• _DIRECTION A_:
Reproduce verbatim the part of the forum thread running from "## Emerald (Aug" down to "a new husband.".

• _PAGE EXTRACT_:
%%

# Question that has been in the back of my mind...



## msgarcia000 (Aug 7, 2012)

Situation:

Husband left Wife of 2 years for the ex girlfriend that he cared about before the wife. Wife left him in order for him to go and explore his feelings and move on. Wife and Husband had a "happy" relationship and were very comfortable with each other but the Husband wanted to see if there were better things out there, specially with his ex (who is giving him a chance).

Question:

How many of you think that when a husband leaves a "happy" relationship for an ex, or another woman, he will want to go back to Wife. and if he does go back to Wife, how long do you think it would take?


----------



## Emerald (Aug 2, 2012)

Husband thinks he will be happier with ex so left wife & may never come back so wife should move on (divorce) & find a new husband.


----------



## Mistys dad (Dec 2, 2011)

She is an "ex" for a reason.

If wife takes him back, it will be a short time before he needs to go explore something else, because there is no consequenses.


----------



## s.k (Feb 27, 2010)

sorry to say but husband should have done his exploring before he got married


----------



## Adex (Aug 1, 2012)

You would be dumb to take someone like that back. It's time to move on.


----------



## gbrad (Jul 20, 2010)

s.k said:


> sorry to say but husband should have done his exploring before he got married


devils advocate: and if you don't you are just screwed?


----------



## pidge70 (Jan 17, 2011)

gbrad said:


> devils advocate: and if you don't you are just screwed?


Yes, and not in a good way....
_Posted via Mobile Device_


----------



## COguy (Dec 1, 2011)

gbrad said:


> devils advocate: and if you don't you are just screwed?


If you don't understand what a lifelong committed marriage is, then why say "I do"?


I think wife played it like a chump, she should have told her husband to stop having an EA and that he should choose immediately if he wanted to be married or be with his ex girlfriend. If he chose the ex, divorce time, if he chose to stay married, MC and transparency time. Definitely shouldn't wait around for the guy to come back.

Husband is an idiot and is going to end up being a serial cheater, because he thinks it's ok to go play the field when married, and had the balls to bring it up to his wife and actually go through with it.

Timing? I don't know, 1-6 months? If the wife is in the background as a backup plan it could go on longer, if she moves on and husband needs the ex for 100% of his emotional support, it will speed up the process (I've seen on these boards the day the wife or husband says they're done, the affair relationship goes sour). If husband is allowed to cake eat, what reason does he have to end it with the ex?

%%

[Saved data entries]
%%

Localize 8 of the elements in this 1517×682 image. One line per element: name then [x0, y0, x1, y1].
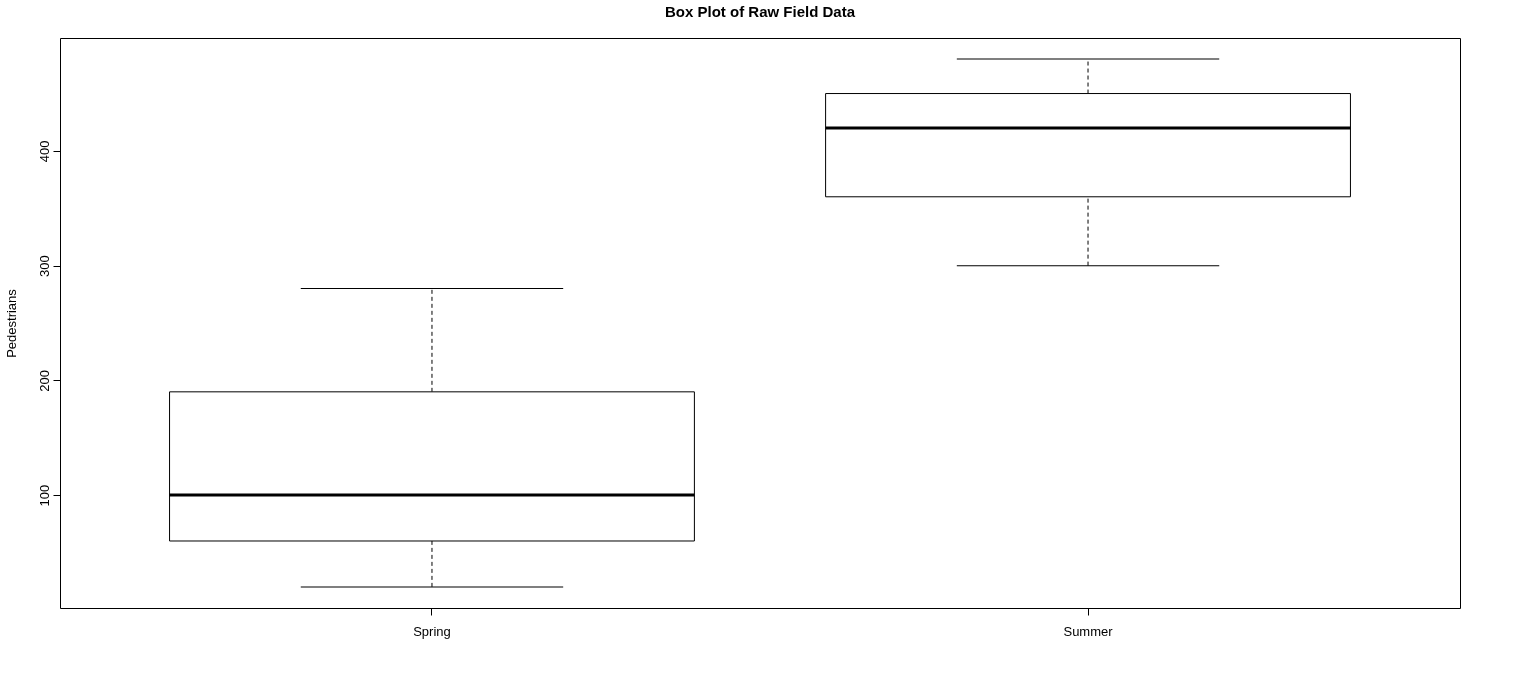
- y-tick-label: 300: [36, 255, 52, 277]
- y-tick-label: 400: [36, 140, 52, 163]
- y-axis-title: Pedestrians: [3, 288, 19, 358]
- x-tick-label: Summer: [1063, 623, 1114, 639]
- y-tick-label: 200: [36, 370, 52, 392]
- chart-title: Box Plot of Raw Field Data: [664, 3, 856, 20]
- x-tick-label: Spring: [413, 623, 451, 639]
- y-tick-label: 100: [36, 484, 52, 507]
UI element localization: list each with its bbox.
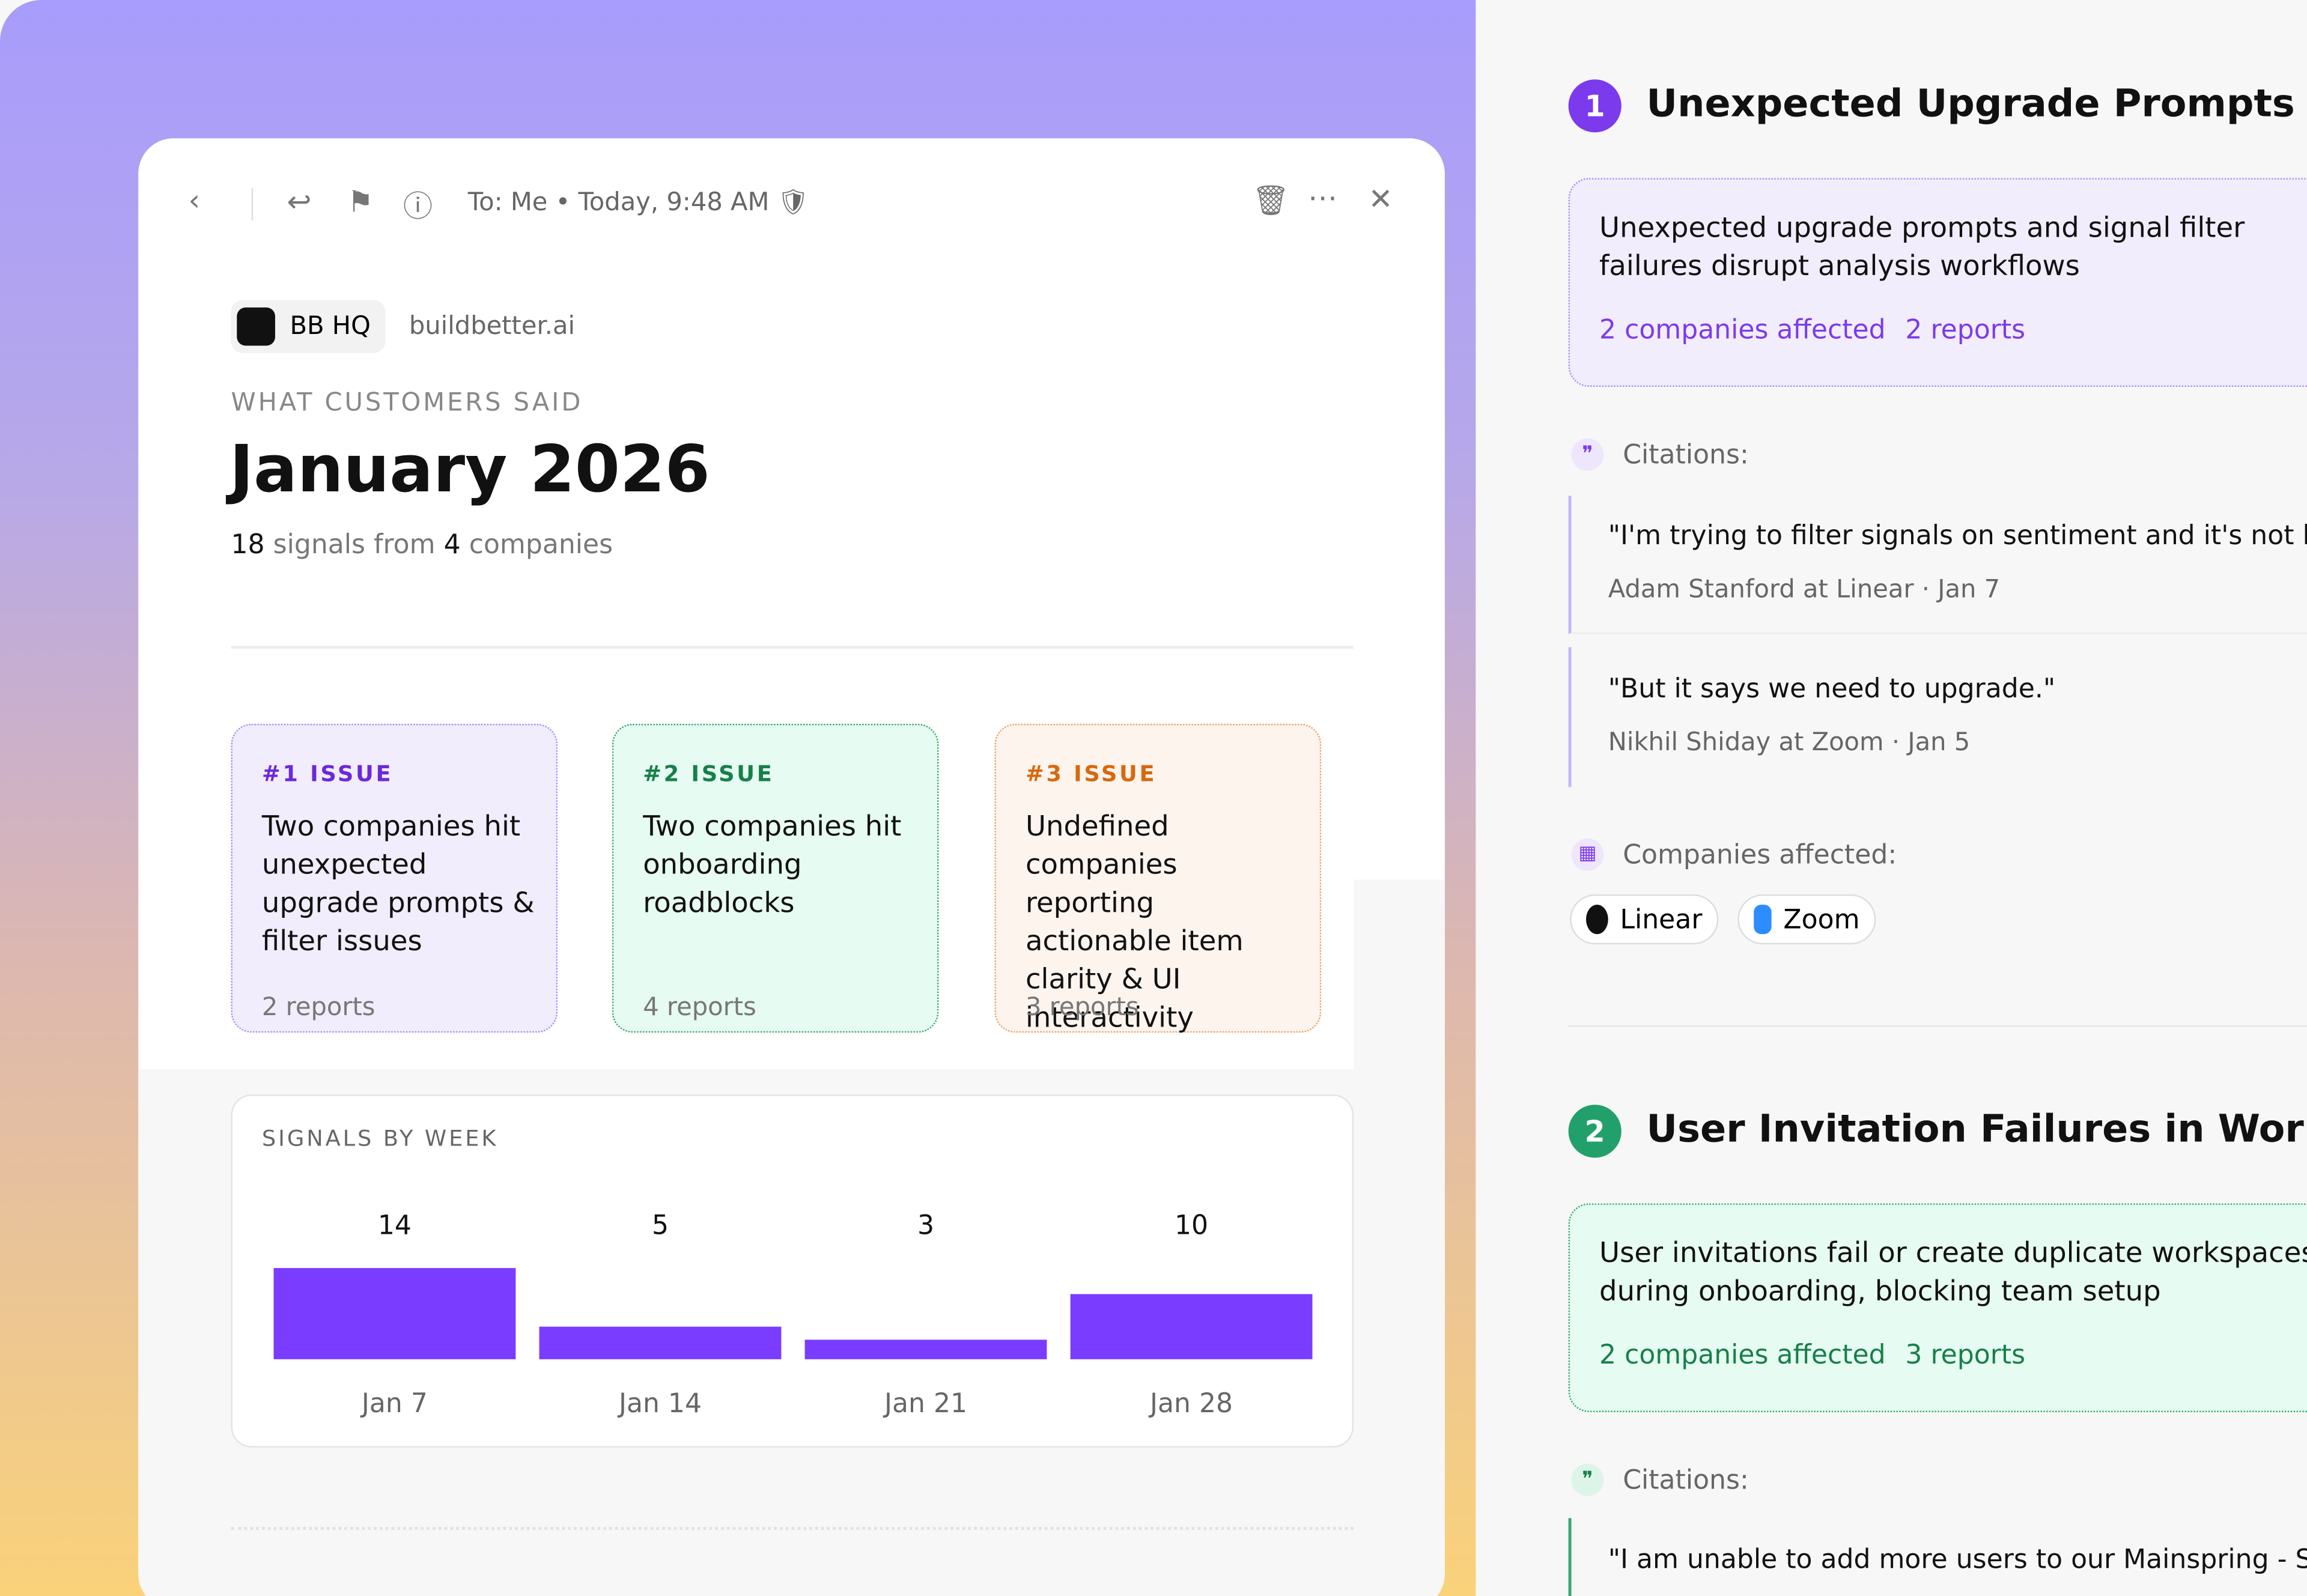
section-summary: Unexpected upgrade prompts and signal fi…	[1599, 211, 2245, 283]
companies: 4	[443, 529, 461, 561]
bar	[1070, 1294, 1313, 1359]
to: To: Me	[467, 188, 548, 218]
sender: BB HQ	[290, 312, 371, 342]
section-title: User Invitation Failures in Workspaces	[1646, 1108, 2307, 1152]
domain: buildbetter.ai	[409, 312, 576, 342]
author: Nikhil Shiday at Zoom	[1608, 728, 1884, 758]
value-label: 3	[917, 1210, 934, 1241]
divider	[251, 188, 254, 221]
attribution: Adam Stanford at Linear · Jan 7	[1608, 575, 2001, 605]
rule	[231, 646, 1354, 649]
company-chip[interactable]: Linear	[1570, 894, 1719, 945]
company: Linear	[1620, 903, 1703, 935]
value-label: 14	[378, 1210, 412, 1241]
x-tick-label: Jan 21	[883, 1388, 967, 1419]
summary-box: Unexpected upgrade prompts and signal fi…	[1568, 178, 2307, 387]
section-number: 2	[1568, 1105, 1622, 1158]
eyebrow: WHAT CUSTOMERS SAID	[231, 388, 583, 418]
signals: 18	[231, 529, 265, 561]
x-tick-label: Jan 14	[617, 1388, 702, 1419]
summary: 18 signals from 4 companies	[231, 530, 613, 560]
quote-icon: ❞	[1571, 438, 1604, 471]
delete-button[interactable]: 🗑	[1252, 182, 1290, 218]
report-button[interactable]: ⓘ	[403, 188, 433, 224]
x-tick-label: Jan 28	[1148, 1388, 1233, 1419]
issue-card[interactable]: #2 ISSUE Two companies hit onboarding roa…	[612, 723, 939, 1033]
bar	[804, 1340, 1047, 1359]
quote: "I'm trying to filter signals on sentime…	[1608, 520, 2307, 552]
reply-button[interactable]: ↩	[287, 184, 312, 219]
issue-text: Two companies hit onboarding roadblocks	[643, 810, 902, 920]
section-summary: User invitations fail or create duplicat…	[1599, 1237, 2307, 1308]
bar	[273, 1268, 516, 1359]
date: Jan 7	[1938, 575, 2001, 605]
time: Today, 9:48 AM	[578, 188, 770, 218]
citations-label: Citations:	[1623, 440, 1749, 471]
issue-text: Two companies hit unexpected upgrade pro…	[261, 810, 535, 958]
quote: "I am unable to add more users to our Ma…	[1608, 1544, 2307, 1576]
s-label: signals from	[273, 529, 436, 561]
reports-link[interactable]: 2 reports	[1905, 315, 2026, 346]
attribution: Nikhil Shiday at Zoom · Jan 5	[1608, 728, 1971, 758]
citation: "But it says we need to upgrade." Nikhil…	[1568, 647, 2307, 787]
reports: 4 reports	[643, 993, 756, 1023]
value-label: 10	[1175, 1210, 1208, 1241]
panel-bg	[1354, 879, 1445, 1086]
close-button[interactable]: ✕	[1368, 181, 1393, 217]
rank: #1 ISSUE	[261, 760, 394, 787]
chart-title: SIGNALS BY WEEK	[262, 1126, 498, 1151]
companies-label: Companies affected:	[1623, 840, 1897, 871]
citation: "I'm trying to filter signals on sentime…	[1568, 496, 2307, 634]
back-button[interactable]: ‹	[188, 182, 201, 218]
sender-chip: BB HQ	[231, 300, 386, 353]
reports: 2 reports	[261, 993, 375, 1023]
value-label: 5	[652, 1210, 669, 1241]
companies-link[interactable]: 2 companies affected	[1599, 1340, 1886, 1371]
company: Zoom	[1783, 903, 1860, 935]
quote-icon: ❞	[1571, 1463, 1604, 1496]
email-card: ‹ ↩ ⚑ ⓘ To: Me • Today, 9:48 AM 🛡 🗑 ⋯ ✕ …	[138, 138, 1445, 1596]
summary-box: User invitations fail or create duplicat…	[1568, 1203, 2307, 1413]
date: Jan 5	[1907, 728, 1971, 758]
quote: "But it says we need to upgrade."	[1608, 673, 2056, 705]
sep: •	[555, 188, 571, 218]
title: January 2026	[229, 432, 710, 508]
rule	[1568, 1025, 2307, 1027]
more-button[interactable]: ⋯	[1308, 179, 1338, 215]
issue-card[interactable]: #3 ISSUE Undefined companies reporting ac…	[994, 723, 1322, 1034]
building-icon: ▦	[1571, 838, 1604, 871]
section-title: Unexpected Upgrade Prompts & Filter Issu…	[1646, 82, 2307, 127]
section-number: 1	[1568, 79, 1622, 133]
chart: SIGNALS BY WEEK 14 Jan 7 5 Jan 14 3 Jan 21 10 J…	[262, 1126, 1313, 1419]
citations-label: Citations:	[1623, 1465, 1749, 1496]
citation: "I am unable to add more users to our Ma…	[1568, 1518, 2307, 1596]
reports-link[interactable]: 3 reports	[1905, 1340, 2026, 1371]
rule	[231, 1527, 1354, 1530]
rank: #2 ISSUE	[643, 760, 774, 787]
chart-card: SIGNALS BY WEEK 14 Jan 7 5 Jan 14 3 Jan 21 10 J…	[231, 1094, 1354, 1448]
bar	[539, 1326, 782, 1359]
meta: To: Me • Today, 9:48 AM 🛡	[467, 188, 809, 218]
company-chip[interactable]: Zoom	[1737, 894, 1876, 945]
rank: #3 ISSUE	[1025, 760, 1157, 787]
reports: 3 reports	[1025, 993, 1139, 1023]
companies-link[interactable]: 2 companies affected	[1599, 315, 1886, 346]
issue-card[interactable]: #1 ISSUE Two companies hit unexpected upg…	[231, 723, 558, 1033]
issue-text: Undefined companies reporting actionable…	[1025, 810, 1244, 1034]
author: Adam Stanford at Linear	[1608, 575, 1914, 605]
c-label: companies	[469, 529, 613, 561]
x-tick-label: Jan 7	[360, 1388, 428, 1419]
bookmark-button[interactable]: ⚑	[347, 184, 374, 219]
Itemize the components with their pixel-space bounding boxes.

%%

• _DIRECTION B_:
In the records, rewrite only the lines from the one containing "- y-tick-label: 300: [36, 255, 52, 277]" down to the one containing "UI element localization: list", swapping "y-tick-label" for "vertical-axis-label" and leaving everything else unchanged.

• _COMPLETE ANSWER A_:
## Emerald (Aug 2, 2012)

Husband thinks he will be happier with ex so left wife & may never come back so wife should move on (divorce) & find a new husband.

• _COMPLETE ANSWER B_:
- vertical-axis-label: 300: [36, 255, 52, 277]
- vertical-axis-label: 400: [36, 140, 52, 163]
- y-axis-title: Pedestrians: [3, 288, 19, 358]
- x-tick-label: Summer: [1063, 623, 1114, 639]
- vertical-axis-label: 200: [36, 370, 52, 392]
- chart-title: Box Plot of Raw Field Data: [664, 3, 856, 20]
- x-tick-label: Spring: [413, 623, 451, 639]
- vertical-axis-label: 100: [36, 484, 52, 507]
UI element localization: list each with its bbox.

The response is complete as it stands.